▶ EXERCISE
Say how many lines in the records include the string "JSON", adding no other words.

++++ DATA RECORDS

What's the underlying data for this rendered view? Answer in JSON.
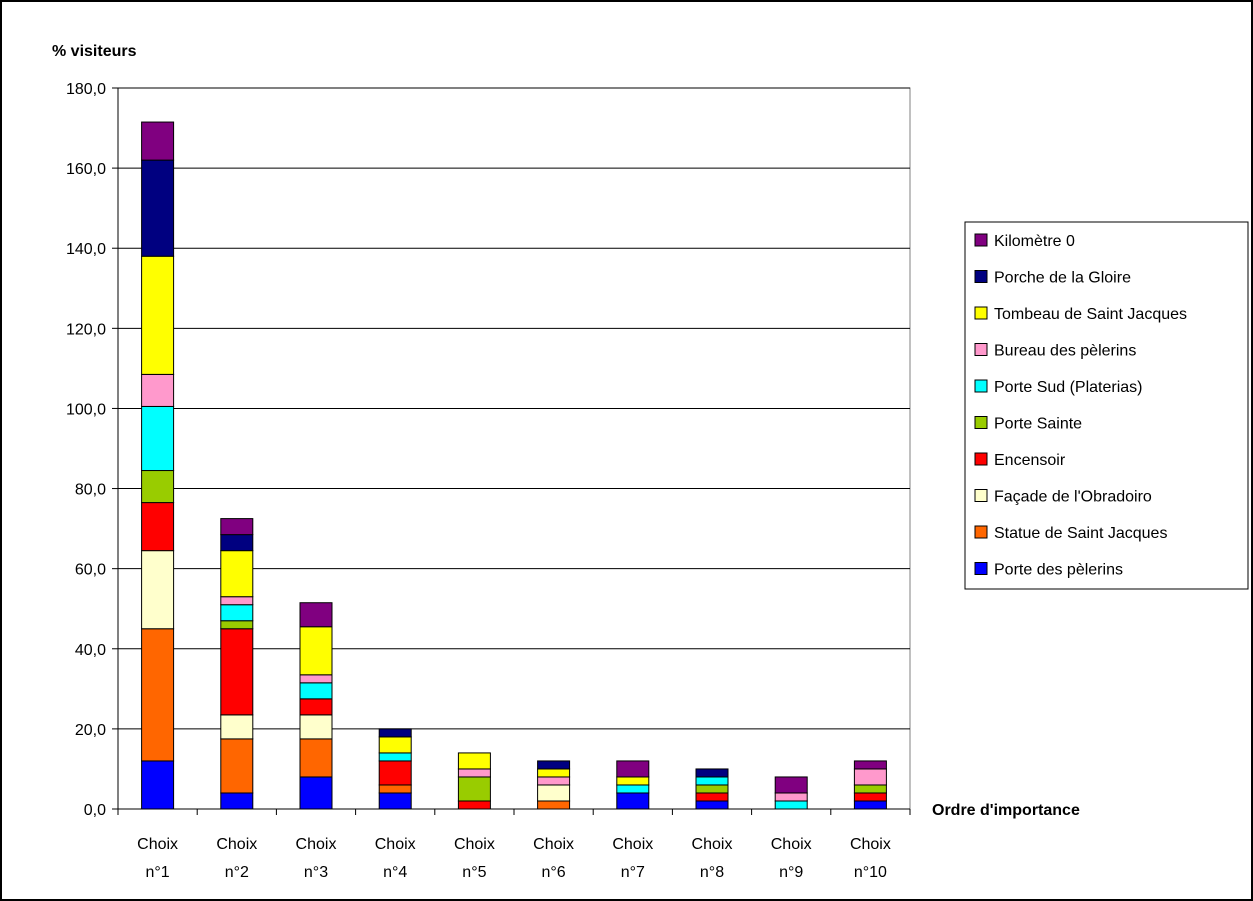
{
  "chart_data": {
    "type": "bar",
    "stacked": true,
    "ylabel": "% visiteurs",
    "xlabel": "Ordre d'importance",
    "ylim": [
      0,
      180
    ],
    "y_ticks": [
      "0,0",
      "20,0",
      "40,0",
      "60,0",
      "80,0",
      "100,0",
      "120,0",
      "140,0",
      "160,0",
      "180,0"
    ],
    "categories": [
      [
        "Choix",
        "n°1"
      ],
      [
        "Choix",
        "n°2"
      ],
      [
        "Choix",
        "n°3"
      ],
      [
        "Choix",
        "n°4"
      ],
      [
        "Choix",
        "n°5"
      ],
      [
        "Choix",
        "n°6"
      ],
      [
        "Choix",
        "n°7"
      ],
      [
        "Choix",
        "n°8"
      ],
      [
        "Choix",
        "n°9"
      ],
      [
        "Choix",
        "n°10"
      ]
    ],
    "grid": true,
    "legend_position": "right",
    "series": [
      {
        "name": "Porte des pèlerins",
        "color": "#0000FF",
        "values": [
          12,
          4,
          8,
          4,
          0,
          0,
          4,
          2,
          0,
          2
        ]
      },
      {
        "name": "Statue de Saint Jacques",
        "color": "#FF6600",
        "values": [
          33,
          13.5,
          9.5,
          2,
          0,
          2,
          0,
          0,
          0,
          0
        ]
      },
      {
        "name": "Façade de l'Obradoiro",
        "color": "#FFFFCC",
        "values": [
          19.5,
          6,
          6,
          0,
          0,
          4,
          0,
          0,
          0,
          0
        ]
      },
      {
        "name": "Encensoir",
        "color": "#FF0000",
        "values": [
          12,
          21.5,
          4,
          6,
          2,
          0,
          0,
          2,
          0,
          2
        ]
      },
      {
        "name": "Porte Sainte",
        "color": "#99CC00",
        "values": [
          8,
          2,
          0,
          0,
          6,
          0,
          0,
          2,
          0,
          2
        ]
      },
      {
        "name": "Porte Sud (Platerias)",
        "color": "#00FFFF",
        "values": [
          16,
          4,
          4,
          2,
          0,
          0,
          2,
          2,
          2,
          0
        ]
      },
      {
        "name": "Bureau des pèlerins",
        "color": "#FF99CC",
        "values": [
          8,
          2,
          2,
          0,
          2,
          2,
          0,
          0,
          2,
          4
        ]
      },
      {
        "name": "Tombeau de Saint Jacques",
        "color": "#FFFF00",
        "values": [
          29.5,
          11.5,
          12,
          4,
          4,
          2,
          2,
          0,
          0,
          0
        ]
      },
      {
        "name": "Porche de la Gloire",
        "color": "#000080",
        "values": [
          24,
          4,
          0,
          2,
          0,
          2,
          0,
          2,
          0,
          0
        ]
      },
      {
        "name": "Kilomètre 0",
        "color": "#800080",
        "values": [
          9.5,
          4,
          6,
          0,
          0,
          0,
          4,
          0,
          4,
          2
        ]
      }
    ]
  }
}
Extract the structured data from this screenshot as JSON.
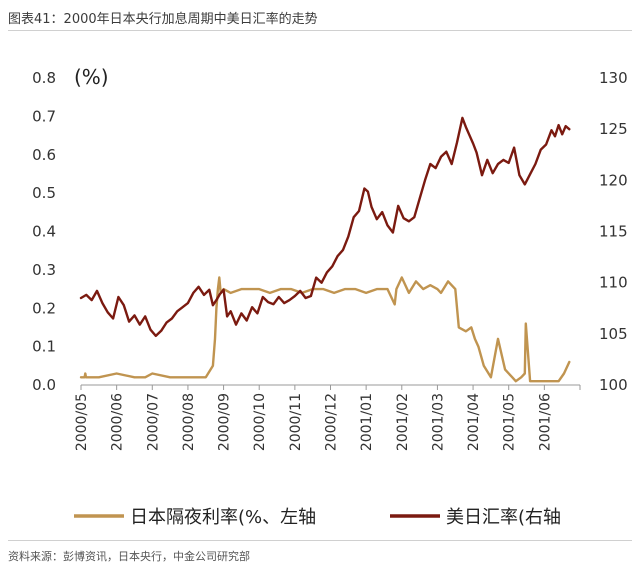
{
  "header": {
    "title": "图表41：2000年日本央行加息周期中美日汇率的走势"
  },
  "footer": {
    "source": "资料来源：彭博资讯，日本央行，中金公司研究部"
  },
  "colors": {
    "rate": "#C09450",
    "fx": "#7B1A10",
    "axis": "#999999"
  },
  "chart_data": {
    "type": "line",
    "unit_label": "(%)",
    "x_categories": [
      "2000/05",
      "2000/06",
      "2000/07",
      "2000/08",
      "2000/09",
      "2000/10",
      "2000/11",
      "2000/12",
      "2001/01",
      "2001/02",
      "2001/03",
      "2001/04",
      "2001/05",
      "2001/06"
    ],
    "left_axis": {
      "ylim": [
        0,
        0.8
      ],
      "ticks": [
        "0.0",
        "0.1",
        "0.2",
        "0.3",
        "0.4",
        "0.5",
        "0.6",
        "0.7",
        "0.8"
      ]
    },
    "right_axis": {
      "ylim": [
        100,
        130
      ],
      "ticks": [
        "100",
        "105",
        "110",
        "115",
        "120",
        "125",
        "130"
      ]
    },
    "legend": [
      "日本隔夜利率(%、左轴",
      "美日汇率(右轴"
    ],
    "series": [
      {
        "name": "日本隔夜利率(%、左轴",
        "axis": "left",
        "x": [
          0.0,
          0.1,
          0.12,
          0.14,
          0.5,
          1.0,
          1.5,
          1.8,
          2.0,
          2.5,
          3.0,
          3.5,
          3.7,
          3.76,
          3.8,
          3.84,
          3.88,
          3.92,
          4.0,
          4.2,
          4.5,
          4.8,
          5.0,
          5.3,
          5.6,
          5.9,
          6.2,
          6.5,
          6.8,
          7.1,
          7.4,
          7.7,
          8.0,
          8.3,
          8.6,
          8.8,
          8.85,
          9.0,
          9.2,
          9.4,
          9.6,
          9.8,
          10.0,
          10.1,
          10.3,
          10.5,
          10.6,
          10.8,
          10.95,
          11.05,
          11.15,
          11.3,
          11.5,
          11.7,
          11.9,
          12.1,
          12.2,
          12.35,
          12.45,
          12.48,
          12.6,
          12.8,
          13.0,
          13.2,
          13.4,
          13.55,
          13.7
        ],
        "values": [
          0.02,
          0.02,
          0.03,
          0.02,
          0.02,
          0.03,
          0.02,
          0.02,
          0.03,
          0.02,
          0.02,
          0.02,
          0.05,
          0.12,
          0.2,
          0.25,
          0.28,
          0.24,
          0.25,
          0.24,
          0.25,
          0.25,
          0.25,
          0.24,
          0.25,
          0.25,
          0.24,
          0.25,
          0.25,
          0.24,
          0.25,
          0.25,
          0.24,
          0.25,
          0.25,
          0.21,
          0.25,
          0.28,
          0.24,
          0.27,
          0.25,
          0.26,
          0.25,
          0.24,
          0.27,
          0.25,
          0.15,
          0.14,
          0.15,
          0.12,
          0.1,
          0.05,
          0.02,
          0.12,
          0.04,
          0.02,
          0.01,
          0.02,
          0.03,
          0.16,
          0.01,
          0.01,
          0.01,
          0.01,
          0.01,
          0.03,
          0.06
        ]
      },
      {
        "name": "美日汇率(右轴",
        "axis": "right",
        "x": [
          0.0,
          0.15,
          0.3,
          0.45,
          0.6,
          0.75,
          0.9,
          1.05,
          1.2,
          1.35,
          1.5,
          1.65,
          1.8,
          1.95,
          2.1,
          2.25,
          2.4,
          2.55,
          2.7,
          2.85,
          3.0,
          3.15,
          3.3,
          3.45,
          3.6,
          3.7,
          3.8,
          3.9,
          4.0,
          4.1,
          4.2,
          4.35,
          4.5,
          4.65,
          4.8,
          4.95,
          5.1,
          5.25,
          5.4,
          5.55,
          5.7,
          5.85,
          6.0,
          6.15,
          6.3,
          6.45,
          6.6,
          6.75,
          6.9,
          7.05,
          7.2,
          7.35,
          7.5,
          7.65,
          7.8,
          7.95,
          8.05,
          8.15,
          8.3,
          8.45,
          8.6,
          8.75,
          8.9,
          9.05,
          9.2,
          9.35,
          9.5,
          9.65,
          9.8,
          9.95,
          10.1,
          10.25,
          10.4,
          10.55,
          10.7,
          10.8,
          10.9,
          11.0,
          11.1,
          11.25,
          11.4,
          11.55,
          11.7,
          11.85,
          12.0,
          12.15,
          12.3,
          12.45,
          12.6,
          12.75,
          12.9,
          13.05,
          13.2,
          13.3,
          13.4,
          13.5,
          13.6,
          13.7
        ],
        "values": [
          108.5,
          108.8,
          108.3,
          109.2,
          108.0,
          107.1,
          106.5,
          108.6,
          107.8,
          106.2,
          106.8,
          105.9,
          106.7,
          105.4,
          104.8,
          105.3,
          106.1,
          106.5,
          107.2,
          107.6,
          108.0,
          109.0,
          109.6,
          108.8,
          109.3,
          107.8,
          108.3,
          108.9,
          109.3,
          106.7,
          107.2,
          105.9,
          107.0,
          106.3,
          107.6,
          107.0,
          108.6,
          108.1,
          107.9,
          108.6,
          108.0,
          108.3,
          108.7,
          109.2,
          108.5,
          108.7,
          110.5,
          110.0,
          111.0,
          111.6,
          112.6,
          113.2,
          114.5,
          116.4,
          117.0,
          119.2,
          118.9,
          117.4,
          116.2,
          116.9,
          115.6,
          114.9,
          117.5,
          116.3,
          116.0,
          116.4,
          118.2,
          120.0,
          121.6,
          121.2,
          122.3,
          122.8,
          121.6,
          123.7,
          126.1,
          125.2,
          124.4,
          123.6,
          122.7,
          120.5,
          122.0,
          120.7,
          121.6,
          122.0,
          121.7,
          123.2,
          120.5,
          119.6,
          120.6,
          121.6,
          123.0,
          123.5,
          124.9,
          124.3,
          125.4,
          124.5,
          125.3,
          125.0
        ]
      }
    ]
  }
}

++++++++
++++ DATA RECORDS

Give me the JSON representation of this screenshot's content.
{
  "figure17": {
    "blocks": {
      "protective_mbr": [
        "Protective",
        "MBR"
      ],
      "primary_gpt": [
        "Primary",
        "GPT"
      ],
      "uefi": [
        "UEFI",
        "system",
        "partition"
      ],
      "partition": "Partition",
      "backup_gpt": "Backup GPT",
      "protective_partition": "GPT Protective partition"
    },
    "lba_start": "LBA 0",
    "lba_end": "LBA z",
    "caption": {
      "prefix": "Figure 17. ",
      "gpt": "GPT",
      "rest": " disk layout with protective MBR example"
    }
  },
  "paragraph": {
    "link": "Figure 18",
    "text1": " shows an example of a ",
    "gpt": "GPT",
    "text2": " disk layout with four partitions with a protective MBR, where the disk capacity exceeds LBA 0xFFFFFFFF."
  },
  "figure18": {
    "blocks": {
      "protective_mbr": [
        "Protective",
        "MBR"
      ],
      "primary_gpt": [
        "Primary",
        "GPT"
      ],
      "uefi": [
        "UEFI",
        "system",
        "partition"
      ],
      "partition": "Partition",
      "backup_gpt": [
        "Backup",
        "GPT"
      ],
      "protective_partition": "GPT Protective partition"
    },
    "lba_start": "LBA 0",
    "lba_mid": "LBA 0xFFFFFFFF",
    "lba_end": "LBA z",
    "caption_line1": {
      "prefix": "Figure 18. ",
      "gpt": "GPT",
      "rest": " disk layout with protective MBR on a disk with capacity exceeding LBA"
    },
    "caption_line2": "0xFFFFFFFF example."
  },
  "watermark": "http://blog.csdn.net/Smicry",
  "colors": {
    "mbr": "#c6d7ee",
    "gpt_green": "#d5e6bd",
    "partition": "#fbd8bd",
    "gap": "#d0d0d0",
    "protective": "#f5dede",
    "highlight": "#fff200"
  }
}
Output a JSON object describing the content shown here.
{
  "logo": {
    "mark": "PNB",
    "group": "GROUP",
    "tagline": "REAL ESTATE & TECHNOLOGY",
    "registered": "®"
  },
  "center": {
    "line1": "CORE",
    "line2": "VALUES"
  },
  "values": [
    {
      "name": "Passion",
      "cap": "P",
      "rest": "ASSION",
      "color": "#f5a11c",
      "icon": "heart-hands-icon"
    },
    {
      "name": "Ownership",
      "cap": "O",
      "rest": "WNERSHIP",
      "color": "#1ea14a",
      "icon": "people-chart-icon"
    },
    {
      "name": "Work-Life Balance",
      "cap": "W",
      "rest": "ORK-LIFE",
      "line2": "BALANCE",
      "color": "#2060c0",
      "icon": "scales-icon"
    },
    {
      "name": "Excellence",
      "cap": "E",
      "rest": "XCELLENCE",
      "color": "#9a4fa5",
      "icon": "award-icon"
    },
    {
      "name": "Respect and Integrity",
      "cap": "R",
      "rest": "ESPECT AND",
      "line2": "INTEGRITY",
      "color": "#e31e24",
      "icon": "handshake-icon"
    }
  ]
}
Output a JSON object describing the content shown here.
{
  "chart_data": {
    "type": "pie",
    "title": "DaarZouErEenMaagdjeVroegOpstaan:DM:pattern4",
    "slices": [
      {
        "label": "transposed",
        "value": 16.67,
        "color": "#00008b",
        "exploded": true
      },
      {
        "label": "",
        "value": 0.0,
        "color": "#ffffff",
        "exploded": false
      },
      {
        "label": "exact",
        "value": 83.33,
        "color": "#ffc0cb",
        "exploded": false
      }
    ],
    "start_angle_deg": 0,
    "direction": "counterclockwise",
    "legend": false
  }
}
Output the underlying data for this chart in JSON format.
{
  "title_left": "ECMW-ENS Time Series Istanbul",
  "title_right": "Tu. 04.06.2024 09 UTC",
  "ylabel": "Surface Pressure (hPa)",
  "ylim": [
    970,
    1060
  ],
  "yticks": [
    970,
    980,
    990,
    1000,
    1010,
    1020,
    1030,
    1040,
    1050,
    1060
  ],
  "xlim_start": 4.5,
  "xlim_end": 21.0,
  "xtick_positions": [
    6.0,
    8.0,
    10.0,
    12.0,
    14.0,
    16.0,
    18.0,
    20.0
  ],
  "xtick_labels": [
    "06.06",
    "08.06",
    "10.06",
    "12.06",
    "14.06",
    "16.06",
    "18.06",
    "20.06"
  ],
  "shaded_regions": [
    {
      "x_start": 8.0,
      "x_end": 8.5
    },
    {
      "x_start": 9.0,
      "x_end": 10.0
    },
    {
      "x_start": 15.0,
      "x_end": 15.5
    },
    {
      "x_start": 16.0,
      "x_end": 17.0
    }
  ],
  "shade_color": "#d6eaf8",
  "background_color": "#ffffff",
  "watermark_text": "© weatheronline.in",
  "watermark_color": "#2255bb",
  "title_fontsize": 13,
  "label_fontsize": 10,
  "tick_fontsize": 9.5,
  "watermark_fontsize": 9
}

++++++++
++++ DATA RECORDS

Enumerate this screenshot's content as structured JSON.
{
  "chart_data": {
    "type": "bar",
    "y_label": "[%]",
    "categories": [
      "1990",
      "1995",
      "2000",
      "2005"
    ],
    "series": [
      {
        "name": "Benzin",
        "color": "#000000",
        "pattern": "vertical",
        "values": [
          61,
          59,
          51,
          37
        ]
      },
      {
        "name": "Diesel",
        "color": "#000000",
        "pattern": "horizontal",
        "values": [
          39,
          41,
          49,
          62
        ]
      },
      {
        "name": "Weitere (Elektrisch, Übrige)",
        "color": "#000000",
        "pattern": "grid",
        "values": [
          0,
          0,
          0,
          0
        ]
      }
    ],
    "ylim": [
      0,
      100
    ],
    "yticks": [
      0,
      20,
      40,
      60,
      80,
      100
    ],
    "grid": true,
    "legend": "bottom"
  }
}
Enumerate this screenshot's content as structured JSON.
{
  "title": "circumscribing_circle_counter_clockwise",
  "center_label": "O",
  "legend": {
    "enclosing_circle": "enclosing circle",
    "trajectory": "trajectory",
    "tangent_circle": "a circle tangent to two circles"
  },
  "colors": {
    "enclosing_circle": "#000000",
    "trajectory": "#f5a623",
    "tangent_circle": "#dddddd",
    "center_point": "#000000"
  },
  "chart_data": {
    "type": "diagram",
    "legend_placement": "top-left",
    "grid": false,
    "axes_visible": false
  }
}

++++++++

▶ EXPECTED ANSWER
8